***** Provided records

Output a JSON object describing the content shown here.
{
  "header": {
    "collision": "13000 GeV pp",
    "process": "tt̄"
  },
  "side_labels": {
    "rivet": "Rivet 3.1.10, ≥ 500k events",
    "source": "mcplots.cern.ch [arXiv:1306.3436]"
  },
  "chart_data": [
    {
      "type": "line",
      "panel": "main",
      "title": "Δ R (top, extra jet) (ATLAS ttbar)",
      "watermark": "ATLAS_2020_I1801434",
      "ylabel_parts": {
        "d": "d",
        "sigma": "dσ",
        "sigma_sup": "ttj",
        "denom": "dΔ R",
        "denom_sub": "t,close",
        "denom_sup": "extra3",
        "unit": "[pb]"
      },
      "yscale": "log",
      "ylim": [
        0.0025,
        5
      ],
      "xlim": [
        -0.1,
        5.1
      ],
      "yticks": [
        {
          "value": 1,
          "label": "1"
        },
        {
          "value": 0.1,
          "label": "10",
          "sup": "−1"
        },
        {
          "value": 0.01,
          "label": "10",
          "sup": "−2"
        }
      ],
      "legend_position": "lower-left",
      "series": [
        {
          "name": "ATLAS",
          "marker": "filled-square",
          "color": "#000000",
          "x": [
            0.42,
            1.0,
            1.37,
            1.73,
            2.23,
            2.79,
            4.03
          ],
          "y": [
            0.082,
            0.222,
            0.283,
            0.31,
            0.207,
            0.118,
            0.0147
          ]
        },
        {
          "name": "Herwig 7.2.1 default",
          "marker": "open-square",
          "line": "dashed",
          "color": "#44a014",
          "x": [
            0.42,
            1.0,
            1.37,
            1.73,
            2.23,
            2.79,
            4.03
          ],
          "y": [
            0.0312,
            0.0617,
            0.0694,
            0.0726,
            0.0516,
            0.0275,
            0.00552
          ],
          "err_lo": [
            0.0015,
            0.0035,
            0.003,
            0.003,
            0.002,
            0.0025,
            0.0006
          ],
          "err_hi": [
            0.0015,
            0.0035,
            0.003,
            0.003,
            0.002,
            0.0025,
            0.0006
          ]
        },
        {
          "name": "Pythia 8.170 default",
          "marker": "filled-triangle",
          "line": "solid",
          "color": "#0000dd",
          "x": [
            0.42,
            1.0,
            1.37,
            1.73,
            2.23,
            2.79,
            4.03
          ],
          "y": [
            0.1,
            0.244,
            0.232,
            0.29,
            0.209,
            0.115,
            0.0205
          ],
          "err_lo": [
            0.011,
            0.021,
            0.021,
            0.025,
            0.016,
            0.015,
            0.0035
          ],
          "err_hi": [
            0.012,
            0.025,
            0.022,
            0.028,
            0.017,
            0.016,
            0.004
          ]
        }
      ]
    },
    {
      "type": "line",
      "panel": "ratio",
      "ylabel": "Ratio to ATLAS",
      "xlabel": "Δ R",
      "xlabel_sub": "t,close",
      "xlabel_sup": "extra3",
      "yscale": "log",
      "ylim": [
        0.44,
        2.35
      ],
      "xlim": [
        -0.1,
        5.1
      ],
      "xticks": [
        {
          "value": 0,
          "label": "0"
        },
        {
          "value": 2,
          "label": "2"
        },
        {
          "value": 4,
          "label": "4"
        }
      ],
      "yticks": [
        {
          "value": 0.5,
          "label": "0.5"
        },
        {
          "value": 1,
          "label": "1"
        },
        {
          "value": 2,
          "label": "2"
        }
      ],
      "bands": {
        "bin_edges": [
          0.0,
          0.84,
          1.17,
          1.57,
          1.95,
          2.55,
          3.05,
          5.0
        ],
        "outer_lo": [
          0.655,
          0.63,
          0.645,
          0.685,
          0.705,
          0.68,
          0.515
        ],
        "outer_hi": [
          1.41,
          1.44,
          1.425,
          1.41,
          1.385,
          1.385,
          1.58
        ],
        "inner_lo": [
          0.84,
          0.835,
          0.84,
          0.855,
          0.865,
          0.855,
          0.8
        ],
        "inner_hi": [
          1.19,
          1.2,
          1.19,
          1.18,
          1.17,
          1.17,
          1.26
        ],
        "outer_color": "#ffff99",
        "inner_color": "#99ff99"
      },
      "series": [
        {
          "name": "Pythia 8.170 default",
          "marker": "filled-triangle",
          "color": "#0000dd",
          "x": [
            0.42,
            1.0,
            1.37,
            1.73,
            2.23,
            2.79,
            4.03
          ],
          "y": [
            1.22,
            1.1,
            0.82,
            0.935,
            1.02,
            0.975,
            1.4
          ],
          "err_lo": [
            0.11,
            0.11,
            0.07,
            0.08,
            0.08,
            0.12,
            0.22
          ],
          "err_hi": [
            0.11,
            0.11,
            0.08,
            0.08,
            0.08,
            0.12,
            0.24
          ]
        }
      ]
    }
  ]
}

**********

All of the material must be reproduced exactly.

Output a JSON object describing the content shown here.
{
  "header": {
    "collision": "13000 GeV pp",
    "process": "tt̄"
  },
  "side_labels": {
    "rivet": "Rivet 3.1.10, ≥ 500k events",
    "source": "mcplots.cern.ch [arXiv:1306.3436]"
  },
  "chart_data": [
    {
      "type": "line",
      "panel": "main",
      "title": "Δ R (top, extra jet) (ATLAS ttbar)",
      "watermark": "ATLAS_2020_I1801434",
      "ylabel_parts": {
        "d": "d",
        "sigma": "dσ",
        "sigma_sup": "ttj",
        "denom": "dΔ R",
        "denom_sub": "t,close",
        "denom_sup": "extra3",
        "unit": "[pb]"
      },
      "yscale": "log",
      "ylim": [
        0.0025,
        5
      ],
      "xlim": [
        -0.1,
        5.1
      ],
      "yticks": [
        {
          "value": 1,
          "label": "1"
        },
        {
          "value": 0.1,
          "label": "10",
          "sup": "−1"
        },
        {
          "value": 0.01,
          "label": "10",
          "sup": "−2"
        }
      ],
      "legend_position": "lower-left",
      "series": [
        {
          "name": "ATLAS",
          "marker": "filled-square",
          "color": "#000000",
          "x": [
            0.42,
            1.0,
            1.37,
            1.73,
            2.23,
            2.79,
            4.03
          ],
          "y": [
            0.082,
            0.222,
            0.283,
            0.31,
            0.207,
            0.118,
            0.0147
          ]
        },
        {
          "name": "Herwig 7.2.1 default",
          "marker": "open-square",
          "line": "dashed",
          "color": "#44a014",
          "x": [
            0.42,
            1.0,
            1.37,
            1.73,
            2.23,
            2.79,
            4.03
          ],
          "y": [
            0.0312,
            0.0617,
            0.0694,
            0.0726,
            0.0516,
            0.0275,
            0.00552
          ],
          "err_lo": [
            0.0015,
            0.0035,
            0.003,
            0.003,
            0.002,
            0.0025,
            0.0006
          ],
          "err_hi": [
            0.0015,
            0.0035,
            0.003,
            0.003,
            0.002,
            0.0025,
            0.0006
          ]
        },
        {
          "name": "Pythia 8.170 default",
          "marker": "filled-triangle",
          "line": "solid",
          "color": "#0000dd",
          "x": [
            0.42,
            1.0,
            1.37,
            1.73,
            2.23,
            2.79,
            4.03
          ],
          "y": [
            0.1,
            0.244,
            0.232,
            0.29,
            0.209,
            0.115,
            0.0205
          ],
          "err_lo": [
            0.011,
            0.021,
            0.021,
            0.025,
            0.016,
            0.015,
            0.0035
          ],
          "err_hi": [
            0.012,
            0.025,
            0.022,
            0.028,
            0.017,
            0.016,
            0.004
          ]
        }
      ]
    },
    {
      "type": "line",
      "panel": "ratio",
      "ylabel": "Ratio to ATLAS",
      "xlabel": "Δ R",
      "xlabel_sub": "t,close",
      "xlabel_sup": "extra3",
      "yscale": "log",
      "ylim": [
        0.44,
        2.35
      ],
      "xlim": [
        -0.1,
        5.1
      ],
      "xticks": [
        {
          "value": 0,
          "label": "0"
        },
        {
          "value": 2,
          "label": "2"
        },
        {
          "value": 4,
          "label": "4"
        }
      ],
      "yticks": [
        {
          "value": 0.5,
          "label": "0.5"
        },
        {
          "value": 1,
          "label": "1"
        },
        {
          "value": 2,
          "label": "2"
        }
      ],
      "bands": {
        "bin_edges": [
          0.0,
          0.84,
          1.17,
          1.57,
          1.95,
          2.55,
          3.05,
          5.0
        ],
        "outer_lo": [
          0.655,
          0.63,
          0.645,
          0.685,
          0.705,
          0.68,
          0.515
        ],
        "outer_hi": [
          1.41,
          1.44,
          1.425,
          1.41,
          1.385,
          1.385,
          1.58
        ],
        "inner_lo": [
          0.84,
          0.835,
          0.84,
          0.855,
          0.865,
          0.855,
          0.8
        ],
        "inner_hi": [
          1.19,
          1.2,
          1.19,
          1.18,
          1.17,
          1.17,
          1.26
        ],
        "outer_color": "#ffff99",
        "inner_color": "#99ff99"
      },
      "series": [
        {
          "name": "Pythia 8.170 default",
          "marker": "filled-triangle",
          "color": "#0000dd",
          "x": [
            0.42,
            1.0,
            1.37,
            1.73,
            2.23,
            2.79,
            4.03
          ],
          "y": [
            1.22,
            1.1,
            0.82,
            0.935,
            1.02,
            0.975,
            1.4
          ],
          "err_lo": [
            0.11,
            0.11,
            0.07,
            0.08,
            0.08,
            0.12,
            0.22
          ],
          "err_hi": [
            0.11,
            0.11,
            0.08,
            0.08,
            0.08,
            0.12,
            0.24
          ]
        }
      ]
    }
  ]
}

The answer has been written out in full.